Begin with the line holding "Output the text content of this document." and write out each following line to the end of the data, exactly. Pictures are left out.

SUPPLIED MATERIAL:
-*-*-
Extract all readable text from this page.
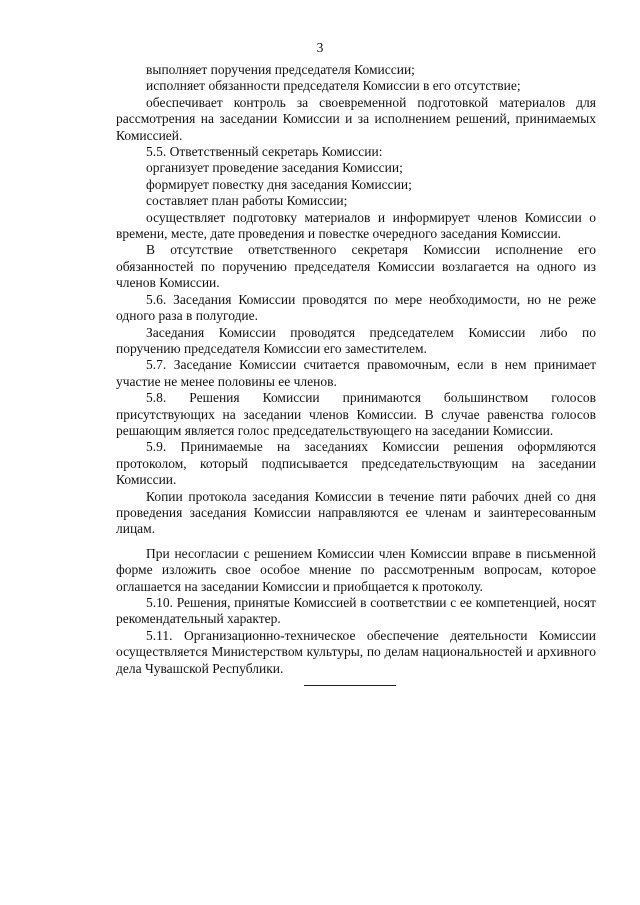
3

выполняет поручения председателя Комиссии;

исполняет обязанности председателя Комиссии в его отсутствие;

обеспечивает контроль за своевременной подготовкой материалов для рассмотрения на заседании Комиссии и за исполнением решений, принимаемых Комиссией.

5.5. Ответственный секретарь Комиссии:

организует проведение заседания Комиссии;

формирует повестку дня заседания Комиссии;

составляет план работы Комиссии;

осуществляет подготовку материалов и информирует членов Комиссии о времени, месте, дате проведения и повестке очередного заседания Комиссии.

В отсутствие ответственного секретаря Комиссии исполнение его обязанностей по поручению председателя Комиссии возлагается на одного из членов Комиссии.

5.6. Заседания Комиссии проводятся по мере необходимости, но не реже одного раза в полугодие.

Заседания Комиссии проводятся председателем Комиссии либо по поручению председателя Комиссии его заместителем.

5.7. Заседание Комиссии считается правомочным, если в нем принимает участие не менее половины ее членов.

5.8. Решения Комиссии принимаются большинством голосов присутствующих на заседании членов Комиссии. В случае равенства голосов решающим является голос председательствующего на заседании Комиссии.

5.9. Принимаемые на заседаниях Комиссии решения оформляются протоколом, который подписывается председательствующим на заседании Комиссии.

Копии протокола заседания Комиссии в течение пяти рабочих дней со дня проведения заседания Комиссии направляются ее членам и заинтересованным лицам.

При несогласии с решением Комиссии член Комиссии вправе в письменной форме изложить свое особое мнение по рассмотренным вопросам, которое оглашается на заседании Комиссии и приобщается к протоколу.

5.10. Решения, принятые Комиссией в соответствии с ее компетенцией, носят рекомендательный характер.

5.11. Организационно-техническое обеспечение деятельности Комиссии осуществляется Министерством культуры, по делам национальностей и архивного дела Чувашской Республики.
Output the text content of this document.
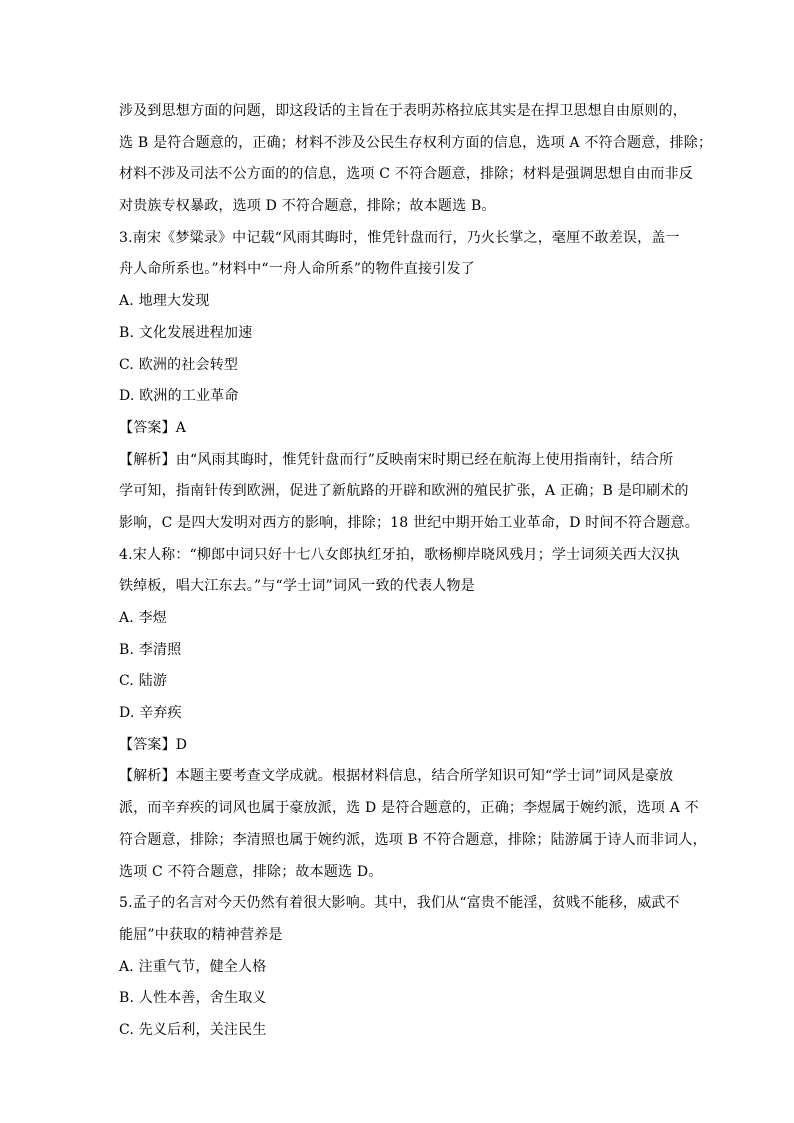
涉及到思想方面的问题，即这段话的主旨在于表明苏格拉底其实是在捍卫思想自由原则的，
选 B 是符合题意的，正确；材料不涉及公民生存权利方面的信息，选项 A 不符合题意，排除；
材料不涉及司法不公方面的的信息，选项 C 不符合题意，排除；材料是强调思想自由而非反
对贵族专权暴政，选项 D 不符合题意，排除；故本题选 B。
3.南宋《梦粱录》中记载“风雨其晦时，惟凭针盘而行，乃火长掌之，毫厘不敢差误，盖一
舟人命所系也。”材料中“一舟人命所系”的物件直接引发了
A. 地理大发现
B. 文化发展进程加速
C. 欧洲的社会转型
D. 欧洲的工业革命
【答案】A
【解析】由“风雨其晦时，惟凭针盘而行”反映南宋时期已经在航海上使用指南针，结合所
学可知，指南针传到欧洲，促进了新航路的开辟和欧洲的殖民扩张，A 正确；B 是印刷术的
影响，C 是四大发明对西方的影响，排除；18 世纪中期开始工业革命，D 时间不符合题意。
4.宋人称：“柳郎中词只好十七八女郎执红牙拍，歌杨柳岸晓风残月；学士词须关西大汉执
铁绰板，唱大江东去。”与“学士词”词风一致的代表人物是
A. 李煜
B. 李清照
C. 陆游
D. 辛弃疾
【答案】D
【解析】本题主要考查文学成就。根据材料信息，结合所学知识可知“学士词”词风是豪放
派，而辛弃疾的词风也属于豪放派，选 D 是符合题意的，正确；李煜属于婉约派，选项 A 不
符合题意，排除；李清照也属于婉约派，选项 B 不符合题意，排除；陆游属于诗人而非词人，
选项 C 不符合题意，排除；故本题选 D。
5.孟子的名言对今天仍然有着很大影响。其中，我们从“富贵不能淫，贫贱不能移，威武不
能屈”中获取的精神营养是
A. 注重气节，健全人格
B. 人性本善，舍生取义
C. 先义后利，关注民生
-*-*-
RESPONSE BELOW:
Output the text content of this document.
涉及到思想方面的问题，即这段话的主旨在于表明苏格拉底其实是在捍卫思想自由原则的，
选 B 是符合题意的，正确；材料不涉及公民生存权利方面的信息，选项 A 不符合题意，排除；
材料不涉及司法不公方面的的信息，选项 C 不符合题意，排除；材料是强调思想自由而非反
对贵族专权暴政，选项 D 不符合题意，排除；故本题选 B。
3.南宋《梦粱录》中记载“风雨其晦时，惟凭针盘而行，乃火长掌之，毫厘不敢差误，盖一
舟人命所系也。”材料中“一舟人命所系”的物件直接引发了
A. 地理大发现
B. 文化发展进程加速
C. 欧洲的社会转型
D. 欧洲的工业革命
【答案】A
【解析】由“风雨其晦时，惟凭针盘而行”反映南宋时期已经在航海上使用指南针，结合所
学可知，指南针传到欧洲，促进了新航路的开辟和欧洲的殖民扩张，A 正确；B 是印刷术的
影响，C 是四大发明对西方的影响，排除；18 世纪中期开始工业革命，D 时间不符合题意。
4.宋人称：“柳郎中词只好十七八女郎执红牙拍，歌杨柳岸晓风残月；学士词须关西大汉执
铁绰板，唱大江东去。”与“学士词”词风一致的代表人物是
A. 李煜
B. 李清照
C. 陆游
D. 辛弃疾
【答案】D
【解析】本题主要考查文学成就。根据材料信息，结合所学知识可知“学士词”词风是豪放
派，而辛弃疾的词风也属于豪放派，选 D 是符合题意的，正确；李煜属于婉约派，选项 A 不
符合题意，排除；李清照也属于婉约派，选项 B 不符合题意，排除；陆游属于诗人而非词人，
选项 C 不符合题意，排除；故本题选 D。
5.孟子的名言对今天仍然有着很大影响。其中，我们从“富贵不能淫，贫贱不能移，威武不
能屈”中获取的精神营养是
A. 注重气节，健全人格
B. 人性本善，舍生取义
C. 先义后利，关注民生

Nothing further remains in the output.